#### THE RECORDS

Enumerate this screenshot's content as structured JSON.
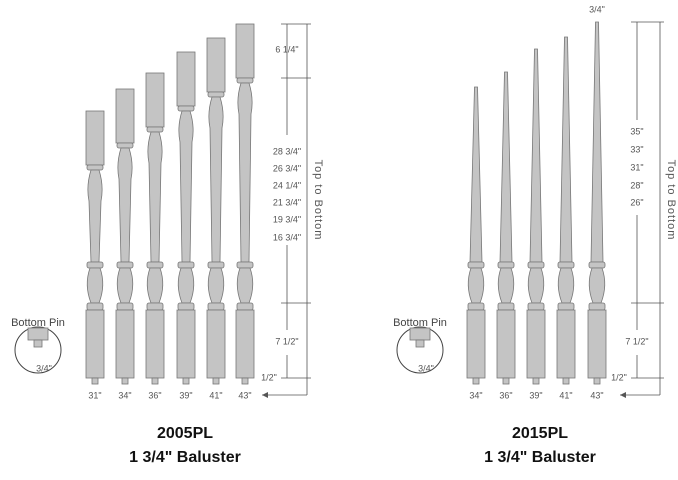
{
  "panels": [
    {
      "title": "2005PL",
      "subtitle": "1 3/4\" Baluster",
      "heights": [
        "31\"",
        "34\"",
        "36\"",
        "39\"",
        "41\"",
        "43\""
      ],
      "top_dimension": "6 1/4\"",
      "middle_dimensions": [
        "28 3/4\"",
        "26 3/4\"",
        "24 1/4\"",
        "21 3/4\"",
        "19 3/4\"",
        "16 3/4\""
      ],
      "bottom_dimension": "7 1/2\"",
      "pin_dimension": "1/2\"",
      "axis_label": "Top to Bottom",
      "pin": {
        "title": "Bottom Pin",
        "size": "3/4\""
      }
    },
    {
      "title": "2015PL",
      "subtitle": "1 3/4\" Baluster",
      "heights": [
        "34\"",
        "36\"",
        "39\"",
        "41\"",
        "43\""
      ],
      "top_dimension": "3/4\"",
      "middle_dimensions": [
        "35\"",
        "33\"",
        "31\"",
        "28\"",
        "26\""
      ],
      "bottom_dimension": "7 1/2\"",
      "pin_dimension": "1/2\"",
      "axis_label": "Top to Bottom",
      "pin": {
        "title": "Bottom Pin",
        "size": "3/4\""
      }
    }
  ]
}
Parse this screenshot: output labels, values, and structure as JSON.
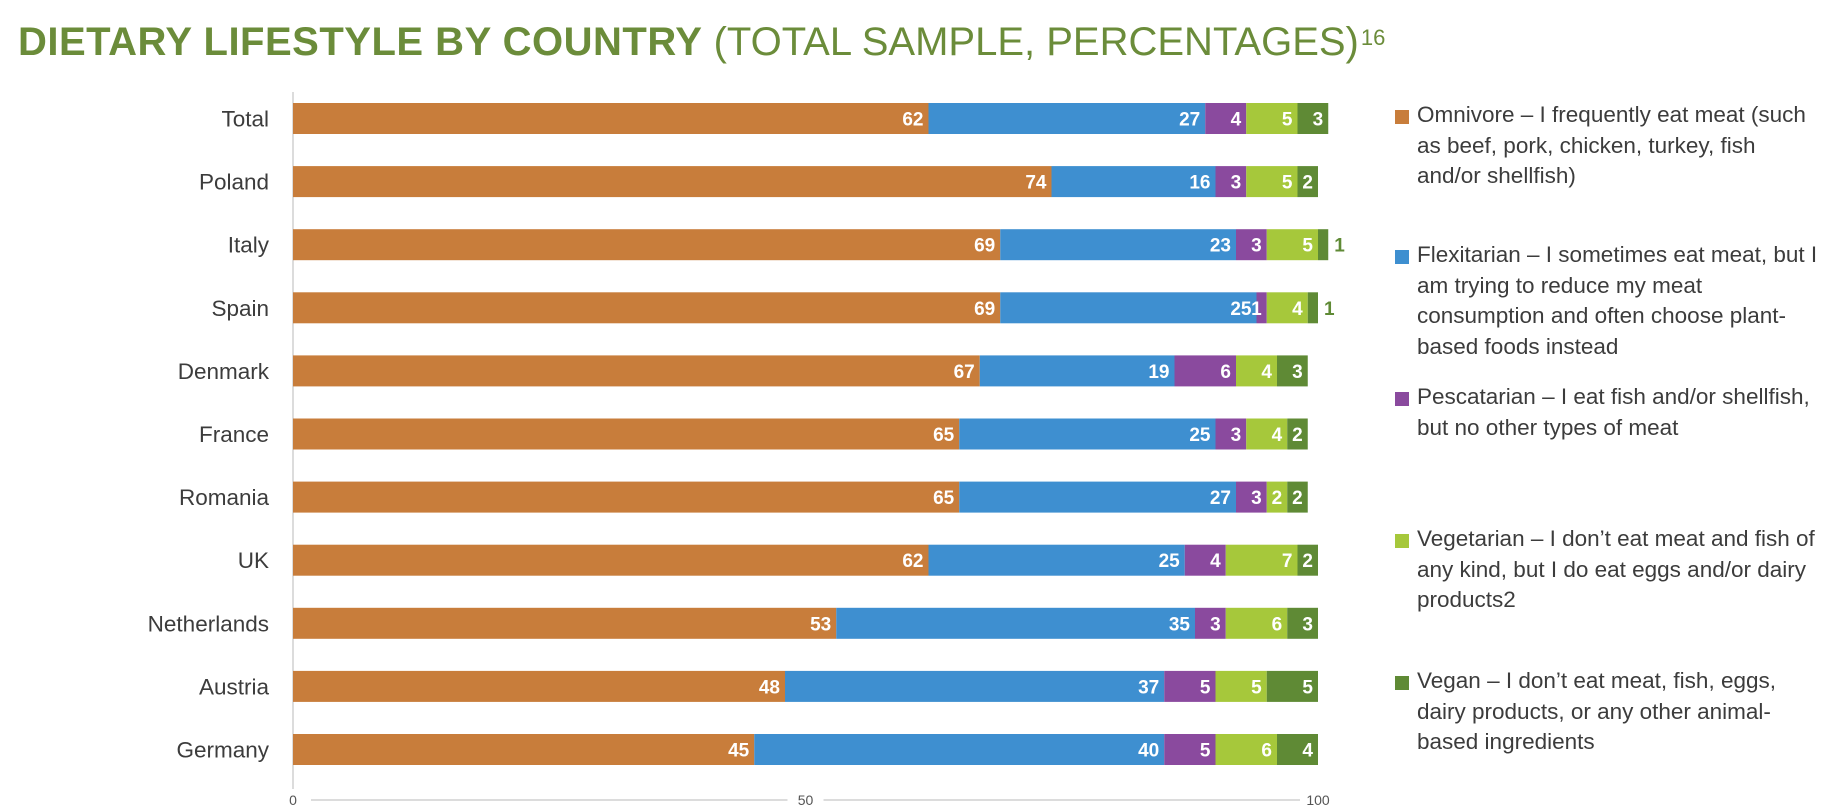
{
  "title": {
    "bold": "DIETARY LIFESTYLE BY COUNTRY",
    "normal": "(TOTAL SAMPLE, PERCENTAGES)",
    "footnote": "16"
  },
  "colors": {
    "title": "#6b8c3a",
    "omnivore": "#c87d3b",
    "flexitarian": "#3e8fd0",
    "pescatarian": "#8a4a9e",
    "vegetarian": "#a6c83b",
    "vegan": "#5f8a35",
    "label_inside": "#ffffff",
    "label_outside": "#5f8a35"
  },
  "legend": [
    {
      "key": "omnivore",
      "label": "Omnivore – I frequently eat meat (such as beef, pork, chicken, turkey, fish and/or shellfish)"
    },
    {
      "key": "flexitarian",
      "label": "Flexitarian – I sometimes eat meat, but I am trying to reduce my meat consumption and often choose plant-based foods instead"
    },
    {
      "key": "pescatarian",
      "label": "Pescatarian – I eat fish and/or shellfish, but no other types of meat"
    },
    {
      "key": "vegetarian",
      "label": "Vegetarian – I don’t eat meat and fish of any kind, but I do eat eggs and/or dairy products2"
    },
    {
      "key": "vegan",
      "label": "Vegan – I don’t eat meat, fish, eggs, dairy products, or any other animal-based ingredients"
    }
  ],
  "chart_data": {
    "type": "bar",
    "orientation": "horizontal",
    "stacked": true,
    "title": "DIETARY LIFESTYLE BY COUNTRY (TOTAL SAMPLE, PERCENTAGES)",
    "xlabel": "",
    "ylabel": "",
    "xlim": [
      0,
      100
    ],
    "xticks": [
      0,
      50,
      100
    ],
    "grid": false,
    "legend_position": "right",
    "categories": [
      "Total",
      "Poland",
      "Italy",
      "Spain",
      "Denmark",
      "France",
      "Romania",
      "UK",
      "Netherlands",
      "Austria",
      "Germany"
    ],
    "series": [
      {
        "name": "Omnivore",
        "key": "omnivore",
        "values": [
          62,
          74,
          69,
          69,
          67,
          65,
          65,
          62,
          53,
          48,
          45
        ]
      },
      {
        "name": "Flexitarian",
        "key": "flexitarian",
        "values": [
          27,
          16,
          23,
          25,
          19,
          25,
          27,
          25,
          35,
          37,
          40
        ]
      },
      {
        "name": "Pescatarian",
        "key": "pescatarian",
        "values": [
          4,
          3,
          3,
          1,
          6,
          3,
          3,
          4,
          3,
          5,
          5
        ]
      },
      {
        "name": "Vegetarian",
        "key": "vegetarian",
        "values": [
          5,
          5,
          5,
          4,
          4,
          4,
          2,
          7,
          6,
          5,
          6
        ]
      },
      {
        "name": "Vegan",
        "key": "vegan",
        "values": [
          3,
          2,
          1,
          1,
          3,
          2,
          2,
          2,
          3,
          5,
          4
        ]
      }
    ]
  }
}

########

- [TASK TO CARRY OUT]: Reproduce each line exactly, please, except for any pictures.

- [RESPONSE]:
Enumerate this screenshot's content as structured JSON.
{
  "panels": [
    {
      "title": "2005PL",
      "subtitle": "1 3/4\" Baluster",
      "heights": [
        "31\"",
        "34\"",
        "36\"",
        "39\"",
        "41\"",
        "43\""
      ],
      "top_dimension": "6 1/4\"",
      "middle_dimensions": [
        "28 3/4\"",
        "26 3/4\"",
        "24 1/4\"",
        "21 3/4\"",
        "19 3/4\"",
        "16 3/4\""
      ],
      "bottom_dimension": "7 1/2\"",
      "pin_dimension": "1/2\"",
      "axis_label": "Top to Bottom",
      "pin": {
        "title": "Bottom Pin",
        "size": "3/4\""
      }
    },
    {
      "title": "2015PL",
      "subtitle": "1 3/4\" Baluster",
      "heights": [
        "34\"",
        "36\"",
        "39\"",
        "41\"",
        "43\""
      ],
      "top_dimension": "3/4\"",
      "middle_dimensions": [
        "35\"",
        "33\"",
        "31\"",
        "28\"",
        "26\""
      ],
      "bottom_dimension": "7 1/2\"",
      "pin_dimension": "1/2\"",
      "axis_label": "Top to Bottom",
      "pin": {
        "title": "Bottom Pin",
        "size": "3/4\""
      }
    }
  ]
}
Parse this screenshot: output labels, values, and structure as JSON.
{
  "title": {
    "bold": "DIETARY LIFESTYLE BY COUNTRY",
    "normal": "(TOTAL SAMPLE, PERCENTAGES)",
    "footnote": "16"
  },
  "colors": {
    "title": "#6b8c3a",
    "omnivore": "#c87d3b",
    "flexitarian": "#3e8fd0",
    "pescatarian": "#8a4a9e",
    "vegetarian": "#a6c83b",
    "vegan": "#5f8a35",
    "label_inside": "#ffffff",
    "label_outside": "#5f8a35"
  },
  "legend": [
    {
      "key": "omnivore",
      "label": "Omnivore – I frequently eat meat (such as beef, pork, chicken, turkey, fish and/or shellfish)"
    },
    {
      "key": "flexitarian",
      "label": "Flexitarian – I sometimes eat meat, but I am trying to reduce my meat consumption and often choose plant-based foods instead"
    },
    {
      "key": "pescatarian",
      "label": "Pescatarian – I eat fish and/or shellfish, but no other types of meat"
    },
    {
      "key": "vegetarian",
      "label": "Vegetarian – I don’t eat meat and fish of any kind, but I do eat eggs and/or dairy products2"
    },
    {
      "key": "vegan",
      "label": "Vegan – I don’t eat meat, fish, eggs, dairy products, or any other animal-based ingredients"
    }
  ],
  "chart_data": {
    "type": "bar",
    "orientation": "horizontal",
    "stacked": true,
    "title": "DIETARY LIFESTYLE BY COUNTRY (TOTAL SAMPLE, PERCENTAGES)",
    "xlabel": "",
    "ylabel": "",
    "xlim": [
      0,
      100
    ],
    "xticks": [
      0,
      50,
      100
    ],
    "grid": false,
    "legend_position": "right",
    "categories": [
      "Total",
      "Poland",
      "Italy",
      "Spain",
      "Denmark",
      "France",
      "Romania",
      "UK",
      "Netherlands",
      "Austria",
      "Germany"
    ],
    "series": [
      {
        "name": "Omnivore",
        "key": "omnivore",
        "values": [
          62,
          74,
          69,
          69,
          67,
          65,
          65,
          62,
          53,
          48,
          45
        ]
      },
      {
        "name": "Flexitarian",
        "key": "flexitarian",
        "values": [
          27,
          16,
          23,
          25,
          19,
          25,
          27,
          25,
          35,
          37,
          40
        ]
      },
      {
        "name": "Pescatarian",
        "key": "pescatarian",
        "values": [
          4,
          3,
          3,
          1,
          6,
          3,
          3,
          4,
          3,
          5,
          5
        ]
      },
      {
        "name": "Vegetarian",
        "key": "vegetarian",
        "values": [
          5,
          5,
          5,
          4,
          4,
          4,
          2,
          7,
          6,
          5,
          6
        ]
      },
      {
        "name": "Vegan",
        "key": "vegan",
        "values": [
          3,
          2,
          1,
          1,
          3,
          2,
          2,
          2,
          3,
          5,
          4
        ]
      }
    ]
  }
}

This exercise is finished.